## Apply what you read
(a) In the extract on wallet trust roles, how will a Member State publish its trust lists?
(b) Reproduce verbatim the passage of the extract on wallet trust roles starting with "Sandbox vs. Production" and going on through "the trust lists.".

## Extract provided
Wallet Provider vs. Wallet Unit
Wallet Provider and Wallet Unit are distinct roles with different responsibilities:
- Wallet Provider: The organization operating the backend infrastructure that issues Wallet Unit Attestations (WUA).
- Wallet Unit: The application instance running on the user's device that holds credentials and performs cryptographic operations.
The Wallet Provider issues the WUA to authenticate the Wallet Unit towards the PID Provider during issuance flows.
Role-Specific Notes¶
PID Provider¶
- Keys/Certificates: PID signing keys under a CA chaining to a TL-listed Trusted Entity Certificate; access cert (ACA) and registration cert (PRC) for service access as needed.
- Validation duties: Validate WUA; validate payload from authentic source to issue PID.
- Revocation: Revoke PID signing and access certs promptly; publish CRL.
Wallet Provider¶
- Keys/Certificates: WUA signing keys under Trusted Entity Certificate.
- Validation duties: Validate PID signatures; validate ACA/PRC when interacting with RPs.
- Revocation: Revoke WUA series if compromised/deregistered; publish status.
Registrar¶
- Duties: Validate RP identity data from authentic sources; notify ACA/PRC on changes.
Access CA (ACA)¶
- Duties: Issue access certs to RPs after Registrar validation.
- Revocation: Revokes certificates when not aligned with Registrar anymore. Publish status list for issued certs.
Provider of Registration Certificates (PRC)¶
- Duties: Issue registration certs to RPs after Registrar validation.
- Revocation: Revokes certificates when not aligned with Registrar anymore. Publish status list for issued certs.
Relying Party (RP)¶
- Holds: Access + registration certificates.
- Duties: Validate presented PID; monitor own certificate expiry/rotation.
Revocation semantics (applies to all): Treat
revokedas deny.unknown/network errors are policy-defined; for PID/WUA issuer checks Germany adopts fail-closed.
National Trust List Content (Schema)¶
Each member state maintains multiple trust lists:
- PID Provider TL
- Wallet Provider TL
- Registrar TL
- ACA TL
- PRC TL
Each lists includes entries for the respective roles, with the following structure:
- contact information
- serviceType
- policySet
- status (granted/suspended/withdrawn)
- public keys/certificates (Trusted Entity Certificates)
All lists share the same schema defined in ETSI TS 119 602, with role-specific serviceType and policySet values. The lists will be published by the Member State as a signed JSON Web Token (JWT).
The keys to validate the national trust lists can be fetched from the EU List of Trusted Lists (LoTL) as per eIDAS 2.0 requirements.
Sandbox vs. Production Environments¶
Both environments are following the same architecture and validation rules, but are strictly separated:
- Separate TL URLs/signing keys, PKIs, policy OIDs, DNS/SANs, CRL endpoints.
- Clients for SANDBOX must only trust SANDBOX TL; ditto for PROD.
- Prefer short-lived certs in TEST; re-issue under PROD PKI for go-live.
The production lists will be also referenced in the EU List of Trusted Lists (LoTL) as per eIDAS 2.0 requirements. The sandbox lists will not be included in the LoTL, but the endpoints will be made available in the Sandbox environment for testing purposes.
Validation flow
The development guide will provide detailed validation flow to help implementers understand how to validate the various artefacts using the trust lists.

## Dataset content

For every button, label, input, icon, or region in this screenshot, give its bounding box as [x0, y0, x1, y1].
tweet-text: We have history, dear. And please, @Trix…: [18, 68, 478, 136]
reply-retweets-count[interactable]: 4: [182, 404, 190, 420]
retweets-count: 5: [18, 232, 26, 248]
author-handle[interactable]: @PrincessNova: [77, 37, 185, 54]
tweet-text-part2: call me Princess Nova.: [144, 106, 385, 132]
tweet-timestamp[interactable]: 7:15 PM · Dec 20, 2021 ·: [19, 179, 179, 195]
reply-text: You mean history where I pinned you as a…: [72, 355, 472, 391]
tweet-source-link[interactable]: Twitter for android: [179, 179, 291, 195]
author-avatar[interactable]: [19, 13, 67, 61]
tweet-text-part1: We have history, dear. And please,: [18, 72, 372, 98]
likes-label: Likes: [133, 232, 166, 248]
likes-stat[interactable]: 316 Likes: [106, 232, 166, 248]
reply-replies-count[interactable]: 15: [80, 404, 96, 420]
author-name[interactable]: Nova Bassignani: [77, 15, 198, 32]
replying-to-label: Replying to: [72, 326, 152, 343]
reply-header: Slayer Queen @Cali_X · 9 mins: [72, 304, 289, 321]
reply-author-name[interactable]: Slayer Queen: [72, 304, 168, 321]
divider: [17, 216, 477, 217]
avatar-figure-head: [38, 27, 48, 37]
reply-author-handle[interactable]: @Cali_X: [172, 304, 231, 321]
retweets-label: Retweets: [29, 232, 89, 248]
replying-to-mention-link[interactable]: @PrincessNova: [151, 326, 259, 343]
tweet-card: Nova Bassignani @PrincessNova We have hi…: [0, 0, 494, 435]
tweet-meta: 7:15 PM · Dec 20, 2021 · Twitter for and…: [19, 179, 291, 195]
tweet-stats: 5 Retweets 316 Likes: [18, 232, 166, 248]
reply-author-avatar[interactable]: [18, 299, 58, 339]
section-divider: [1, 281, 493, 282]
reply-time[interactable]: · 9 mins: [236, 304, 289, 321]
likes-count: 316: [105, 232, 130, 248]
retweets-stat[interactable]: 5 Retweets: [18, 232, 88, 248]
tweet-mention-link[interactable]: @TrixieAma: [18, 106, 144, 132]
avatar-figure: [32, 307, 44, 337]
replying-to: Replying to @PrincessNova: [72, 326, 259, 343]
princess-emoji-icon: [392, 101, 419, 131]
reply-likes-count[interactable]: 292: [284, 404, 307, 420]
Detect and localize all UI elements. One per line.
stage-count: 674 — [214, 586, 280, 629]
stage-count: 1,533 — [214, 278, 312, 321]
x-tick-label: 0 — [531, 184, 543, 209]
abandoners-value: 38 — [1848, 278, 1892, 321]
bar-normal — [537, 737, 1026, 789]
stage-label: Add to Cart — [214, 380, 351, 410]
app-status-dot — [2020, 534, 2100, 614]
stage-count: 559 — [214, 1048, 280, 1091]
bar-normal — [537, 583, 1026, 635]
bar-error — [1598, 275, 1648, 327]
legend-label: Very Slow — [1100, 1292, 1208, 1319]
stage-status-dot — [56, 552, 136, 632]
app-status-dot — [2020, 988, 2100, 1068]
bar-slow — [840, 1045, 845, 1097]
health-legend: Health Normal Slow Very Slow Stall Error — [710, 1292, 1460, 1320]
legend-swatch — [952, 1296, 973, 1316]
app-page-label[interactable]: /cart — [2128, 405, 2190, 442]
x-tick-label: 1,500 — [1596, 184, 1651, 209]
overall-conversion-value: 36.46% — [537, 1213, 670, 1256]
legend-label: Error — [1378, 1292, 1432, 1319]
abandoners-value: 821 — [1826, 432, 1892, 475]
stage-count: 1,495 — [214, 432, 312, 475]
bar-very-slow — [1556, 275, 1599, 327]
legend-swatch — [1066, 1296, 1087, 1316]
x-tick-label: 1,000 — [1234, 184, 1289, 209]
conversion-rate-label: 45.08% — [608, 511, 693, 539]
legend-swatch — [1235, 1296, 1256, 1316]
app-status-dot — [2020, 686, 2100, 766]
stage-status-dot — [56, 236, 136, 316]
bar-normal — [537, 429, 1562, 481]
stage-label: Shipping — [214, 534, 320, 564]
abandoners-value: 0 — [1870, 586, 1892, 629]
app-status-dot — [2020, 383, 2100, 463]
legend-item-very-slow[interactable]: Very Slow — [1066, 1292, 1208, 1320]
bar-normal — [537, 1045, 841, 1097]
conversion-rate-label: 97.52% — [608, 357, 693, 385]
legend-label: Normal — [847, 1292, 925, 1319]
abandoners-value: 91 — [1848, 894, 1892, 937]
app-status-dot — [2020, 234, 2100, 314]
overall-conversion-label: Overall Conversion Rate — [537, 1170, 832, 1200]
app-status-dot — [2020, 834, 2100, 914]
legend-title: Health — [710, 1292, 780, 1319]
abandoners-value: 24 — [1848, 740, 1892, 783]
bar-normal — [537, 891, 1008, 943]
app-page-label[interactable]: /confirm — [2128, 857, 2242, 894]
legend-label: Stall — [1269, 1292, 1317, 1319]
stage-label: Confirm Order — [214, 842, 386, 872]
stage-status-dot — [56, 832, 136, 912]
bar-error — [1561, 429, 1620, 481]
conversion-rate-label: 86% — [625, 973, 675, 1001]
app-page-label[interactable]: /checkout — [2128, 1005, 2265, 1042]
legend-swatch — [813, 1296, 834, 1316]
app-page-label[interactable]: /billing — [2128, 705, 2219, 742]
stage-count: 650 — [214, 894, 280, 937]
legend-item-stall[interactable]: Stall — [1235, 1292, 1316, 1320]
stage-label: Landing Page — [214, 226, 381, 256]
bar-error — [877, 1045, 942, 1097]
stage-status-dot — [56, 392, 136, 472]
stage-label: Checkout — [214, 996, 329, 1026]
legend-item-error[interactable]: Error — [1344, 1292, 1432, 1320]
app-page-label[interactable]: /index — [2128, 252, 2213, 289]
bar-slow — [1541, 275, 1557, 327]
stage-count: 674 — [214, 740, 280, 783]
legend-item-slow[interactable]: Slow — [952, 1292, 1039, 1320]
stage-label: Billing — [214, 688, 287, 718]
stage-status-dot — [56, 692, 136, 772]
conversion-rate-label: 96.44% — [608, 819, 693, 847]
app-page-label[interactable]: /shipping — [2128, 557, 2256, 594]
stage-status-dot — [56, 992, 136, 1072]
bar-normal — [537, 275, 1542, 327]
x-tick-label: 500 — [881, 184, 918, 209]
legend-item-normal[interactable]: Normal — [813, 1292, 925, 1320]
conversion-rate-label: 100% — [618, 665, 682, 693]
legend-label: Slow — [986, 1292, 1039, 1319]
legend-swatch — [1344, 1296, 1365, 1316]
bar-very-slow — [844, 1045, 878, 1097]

## Solutions to the exercise
(a) As a signed JSON Web Token (JWT).

(b)
Sandbox vs. Production Environments¶
Both environments are following the same architecture and validation rules, but are strictly separated:
- Separate TL URLs/signing keys, PKIs, policy OIDs, DNS/SANs, CRL endpoints.
- Clients for SANDBOX must only trust SANDBOX TL; ditto for PROD.
- Prefer short-lived certs in TEST; re-issue under PROD PKI for go-live.
The production lists will be also referenced in the EU List of Trusted Lists (LoTL) as per eIDAS 2.0 requirements. The sandbox lists will not be included in the LoTL, but the endpoints will be made available in the Sandbox environment for testing purposes.
Validation flow
The development guide will provide detailed validation flow to help implementers understand how to validate the various artefacts using the trust lists.